==== Information given

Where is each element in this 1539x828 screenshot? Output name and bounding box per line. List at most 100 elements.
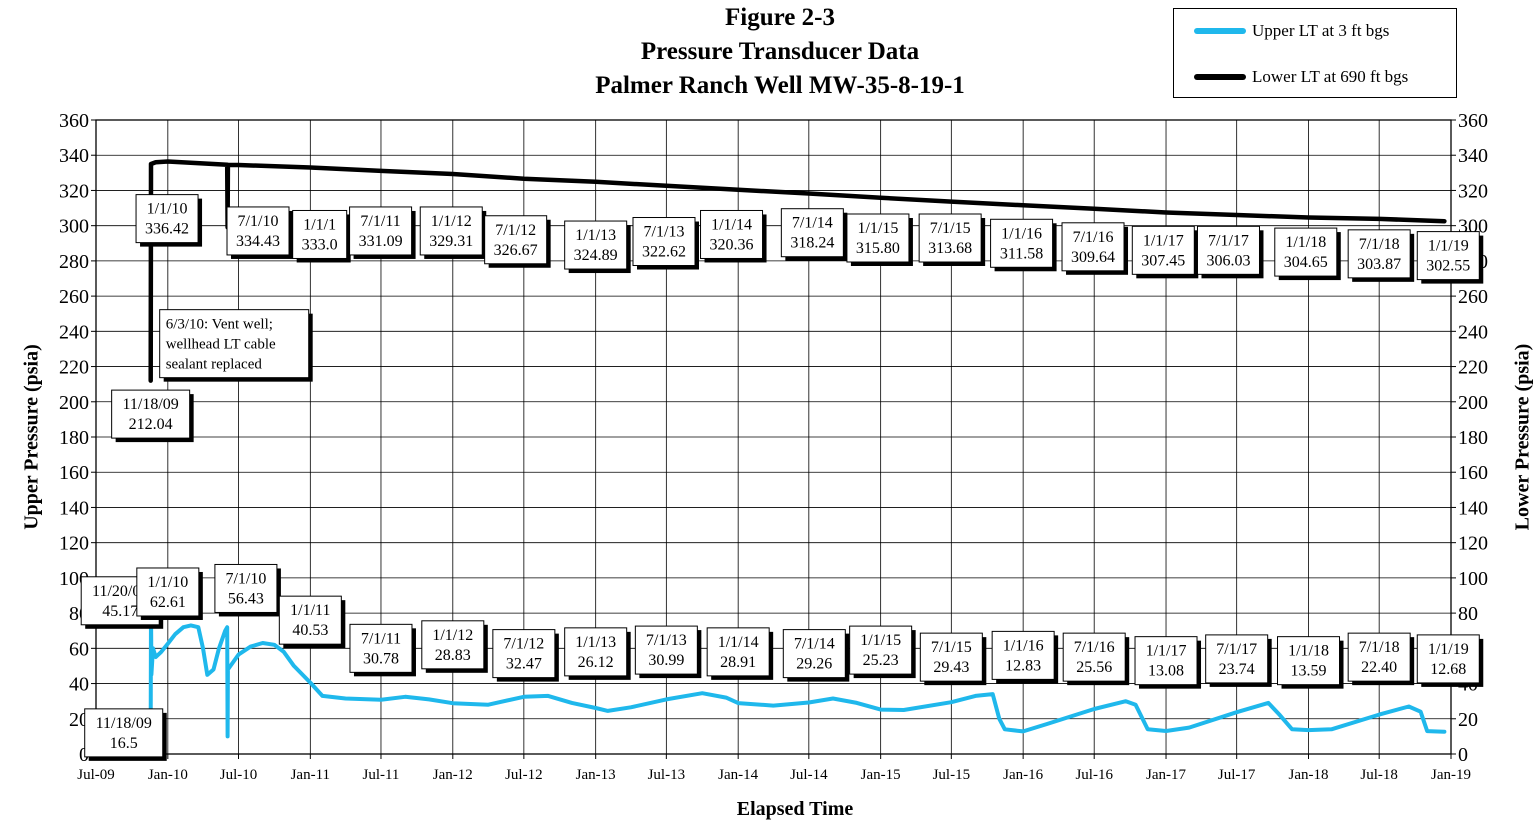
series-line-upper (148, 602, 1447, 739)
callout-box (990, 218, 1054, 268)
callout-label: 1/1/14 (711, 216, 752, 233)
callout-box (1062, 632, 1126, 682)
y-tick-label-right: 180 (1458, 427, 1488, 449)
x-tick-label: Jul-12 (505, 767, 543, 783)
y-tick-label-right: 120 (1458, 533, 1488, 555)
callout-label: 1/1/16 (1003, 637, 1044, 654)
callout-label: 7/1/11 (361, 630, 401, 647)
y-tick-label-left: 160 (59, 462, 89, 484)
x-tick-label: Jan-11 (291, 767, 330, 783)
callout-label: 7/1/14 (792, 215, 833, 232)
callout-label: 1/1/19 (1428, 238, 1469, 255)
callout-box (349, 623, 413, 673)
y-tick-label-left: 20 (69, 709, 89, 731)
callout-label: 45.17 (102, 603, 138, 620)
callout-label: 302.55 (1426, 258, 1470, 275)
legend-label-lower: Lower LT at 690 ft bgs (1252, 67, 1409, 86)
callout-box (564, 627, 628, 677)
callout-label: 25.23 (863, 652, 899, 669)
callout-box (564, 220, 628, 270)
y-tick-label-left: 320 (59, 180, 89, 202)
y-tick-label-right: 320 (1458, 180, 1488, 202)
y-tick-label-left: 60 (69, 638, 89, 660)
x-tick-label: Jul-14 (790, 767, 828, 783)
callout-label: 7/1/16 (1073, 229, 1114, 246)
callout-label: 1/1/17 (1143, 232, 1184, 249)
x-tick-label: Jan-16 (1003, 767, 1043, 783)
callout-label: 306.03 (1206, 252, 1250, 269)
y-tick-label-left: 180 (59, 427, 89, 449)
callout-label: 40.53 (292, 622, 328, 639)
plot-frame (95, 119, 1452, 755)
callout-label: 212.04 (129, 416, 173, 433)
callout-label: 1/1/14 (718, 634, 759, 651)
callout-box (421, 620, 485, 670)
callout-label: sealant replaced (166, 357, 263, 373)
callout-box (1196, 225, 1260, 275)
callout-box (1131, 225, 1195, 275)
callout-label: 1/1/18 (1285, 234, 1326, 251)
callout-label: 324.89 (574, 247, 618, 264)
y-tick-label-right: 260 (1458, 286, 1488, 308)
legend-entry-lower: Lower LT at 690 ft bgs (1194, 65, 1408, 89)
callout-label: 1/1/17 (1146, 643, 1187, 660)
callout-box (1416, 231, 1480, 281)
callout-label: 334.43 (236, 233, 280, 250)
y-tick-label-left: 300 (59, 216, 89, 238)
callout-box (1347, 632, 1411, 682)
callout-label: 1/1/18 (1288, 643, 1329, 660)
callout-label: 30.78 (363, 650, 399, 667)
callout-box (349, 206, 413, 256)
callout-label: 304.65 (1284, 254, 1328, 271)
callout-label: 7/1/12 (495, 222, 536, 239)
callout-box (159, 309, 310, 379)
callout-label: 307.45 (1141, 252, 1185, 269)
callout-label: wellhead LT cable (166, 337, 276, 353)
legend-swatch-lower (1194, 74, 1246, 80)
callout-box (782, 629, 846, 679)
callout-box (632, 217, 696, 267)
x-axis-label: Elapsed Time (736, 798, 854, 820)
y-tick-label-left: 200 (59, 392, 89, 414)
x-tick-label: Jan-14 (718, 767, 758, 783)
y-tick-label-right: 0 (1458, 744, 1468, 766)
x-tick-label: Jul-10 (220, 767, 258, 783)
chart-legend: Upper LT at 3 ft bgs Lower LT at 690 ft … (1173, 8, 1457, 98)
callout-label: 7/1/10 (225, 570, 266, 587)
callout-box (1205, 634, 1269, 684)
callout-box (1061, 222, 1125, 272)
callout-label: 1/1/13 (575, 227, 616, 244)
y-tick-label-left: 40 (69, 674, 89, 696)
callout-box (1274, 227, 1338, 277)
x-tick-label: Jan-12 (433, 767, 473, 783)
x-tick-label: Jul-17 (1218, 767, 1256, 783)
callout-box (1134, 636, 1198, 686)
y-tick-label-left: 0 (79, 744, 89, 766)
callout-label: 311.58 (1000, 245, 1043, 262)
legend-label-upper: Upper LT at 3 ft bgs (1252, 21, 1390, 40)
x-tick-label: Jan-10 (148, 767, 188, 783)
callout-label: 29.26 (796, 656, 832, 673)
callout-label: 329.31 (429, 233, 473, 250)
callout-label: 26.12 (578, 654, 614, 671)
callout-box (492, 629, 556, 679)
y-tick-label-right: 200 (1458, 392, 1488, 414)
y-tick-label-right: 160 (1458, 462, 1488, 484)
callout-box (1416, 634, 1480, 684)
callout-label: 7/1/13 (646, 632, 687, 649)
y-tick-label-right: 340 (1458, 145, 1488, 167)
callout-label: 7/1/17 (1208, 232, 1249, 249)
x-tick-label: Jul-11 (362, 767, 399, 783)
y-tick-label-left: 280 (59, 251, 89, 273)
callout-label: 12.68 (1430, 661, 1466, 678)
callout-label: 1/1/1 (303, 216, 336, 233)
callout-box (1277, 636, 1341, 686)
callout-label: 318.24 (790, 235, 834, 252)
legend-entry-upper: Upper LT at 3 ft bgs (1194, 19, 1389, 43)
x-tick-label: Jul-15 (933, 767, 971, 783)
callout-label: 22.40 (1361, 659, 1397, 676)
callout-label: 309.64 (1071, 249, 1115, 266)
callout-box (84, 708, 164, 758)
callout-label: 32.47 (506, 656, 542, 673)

========

Description of the task
Retype the material above word for word, leaving out the pictures.

Worked answer
Where is each element in this 1539x828 screenshot? Output name and bounding box per line. List at most 100 elements.
series-line-upper (148, 602, 1447, 739)
callout-box (990, 218, 1054, 268)
callout-label: 1/1/14 (711, 216, 752, 233)
callout-box (1062, 632, 1126, 682)
y-tick-label-right: 180 (1458, 427, 1488, 449)
x-tick-label: Jul-12 (505, 767, 543, 783)
y-tick-label-right: 120 (1458, 533, 1488, 555)
callout-label: 1/1/16 (1003, 637, 1044, 654)
callout-label: 7/1/11 (361, 630, 401, 647)
y-tick-label-left: 160 (59, 462, 89, 484)
x-tick-label: Jan-11 (291, 767, 330, 783)
callout-label: 7/1/14 (792, 215, 833, 232)
callout-label: 1/1/19 (1428, 238, 1469, 255)
callout-box (349, 623, 413, 673)
y-tick-label-left: 20 (69, 709, 89, 731)
callout-label: 45.17 (102, 603, 138, 620)
callout-label: 302.55 (1426, 258, 1470, 275)
legend-label-lower: Lower LT at 690 ft bgs (1252, 67, 1409, 86)
callout-box (564, 627, 628, 677)
callout-label: 25.23 (863, 652, 899, 669)
callout-box (564, 220, 628, 270)
y-tick-label-left: 320 (59, 180, 89, 202)
y-tick-label-right: 320 (1458, 180, 1488, 202)
y-tick-label-left: 60 (69, 638, 89, 660)
x-tick-label: Jul-14 (790, 767, 828, 783)
callout-label: 7/1/16 (1073, 229, 1114, 246)
callout-label: 1/1/17 (1143, 232, 1184, 249)
x-tick-label: Jan-16 (1003, 767, 1043, 783)
callout-label: 306.03 (1206, 252, 1250, 269)
y-tick-label-left: 180 (59, 427, 89, 449)
callout-label: 40.53 (292, 622, 328, 639)
plot-frame (95, 119, 1452, 755)
callout-label: 212.04 (129, 416, 173, 433)
callout-label: 1/1/14 (718, 634, 759, 651)
callout-box (421, 620, 485, 670)
callout-label: sealant replaced (166, 357, 263, 373)
callout-box (1196, 225, 1260, 275)
callout-box (1131, 225, 1195, 275)
callout-label: 1/1/18 (1285, 234, 1326, 251)
callout-label: 324.89 (574, 247, 618, 264)
y-tick-label-right: 260 (1458, 286, 1488, 308)
legend-entry-lower: Lower LT at 690 ft bgs (1194, 65, 1408, 89)
callout-label: 1/1/17 (1146, 643, 1187, 660)
callout-box (1416, 231, 1480, 281)
callout-label: 334.43 (236, 233, 280, 250)
y-tick-label-left: 300 (59, 216, 89, 238)
callout-box (1347, 632, 1411, 682)
callout-label: 1/1/18 (1288, 643, 1329, 660)
callout-label: 30.78 (363, 650, 399, 667)
callout-box (349, 206, 413, 256)
callout-label: 304.65 (1284, 254, 1328, 271)
callout-label: 7/1/12 (495, 222, 536, 239)
callout-box (159, 309, 310, 379)
callout-label: 307.45 (1141, 252, 1185, 269)
callout-label: wellhead LT cable (166, 337, 276, 353)
legend-swatch-lower (1194, 74, 1246, 80)
callout-box (782, 629, 846, 679)
callout-box (632, 217, 696, 267)
x-axis-label: Elapsed Time (736, 798, 854, 820)
y-tick-label-left: 200 (59, 392, 89, 414)
x-tick-label: Jan-14 (718, 767, 758, 783)
y-tick-label-right: 0 (1458, 744, 1468, 766)
x-tick-label: Jul-10 (220, 767, 258, 783)
chart-legend: Upper LT at 3 ft bgs Lower LT at 690 ft … (1173, 8, 1457, 98)
callout-label: 7/1/10 (225, 570, 266, 587)
callout-box (1205, 634, 1269, 684)
callout-box (1061, 222, 1125, 272)
callout-label: 1/1/13 (575, 227, 616, 244)
y-tick-label-left: 40 (69, 674, 89, 696)
callout-box (1274, 227, 1338, 277)
x-tick-label: Jan-12 (433, 767, 473, 783)
x-tick-label: Jul-17 (1218, 767, 1256, 783)
callout-box (1134, 636, 1198, 686)
y-tick-label-left: 0 (79, 744, 89, 766)
callout-label: 311.58 (1000, 245, 1043, 262)
legend-label-upper: Upper LT at 3 ft bgs (1252, 21, 1390, 40)
x-tick-label: Jan-10 (148, 767, 188, 783)
callout-label: 29.26 (796, 656, 832, 673)
callout-label: 329.31 (429, 233, 473, 250)
callout-label: 26.12 (578, 654, 614, 671)
callout-box (492, 629, 556, 679)
y-tick-label-right: 200 (1458, 392, 1488, 414)
y-tick-label-right: 160 (1458, 462, 1488, 484)
callout-box (1416, 634, 1480, 684)
callout-label: 7/1/13 (646, 632, 687, 649)
y-tick-label-right: 340 (1458, 145, 1488, 167)
callout-label: 7/1/17 (1208, 232, 1249, 249)
x-tick-label: Jul-11 (362, 767, 399, 783)
y-tick-label-left: 280 (59, 251, 89, 273)
callout-label: 12.68 (1430, 661, 1466, 678)
callout-label: 1/1/1 (303, 216, 336, 233)
callout-box (1277, 636, 1341, 686)
callout-label: 318.24 (790, 235, 834, 252)
legend-entry-upper: Upper LT at 3 ft bgs (1194, 19, 1389, 43)
x-tick-label: Jul-15 (933, 767, 971, 783)
callout-label: 22.40 (1361, 659, 1397, 676)
callout-label: 309.64 (1071, 249, 1115, 266)
callout-box (84, 708, 164, 758)
callout-label: 32.47 (506, 656, 542, 673)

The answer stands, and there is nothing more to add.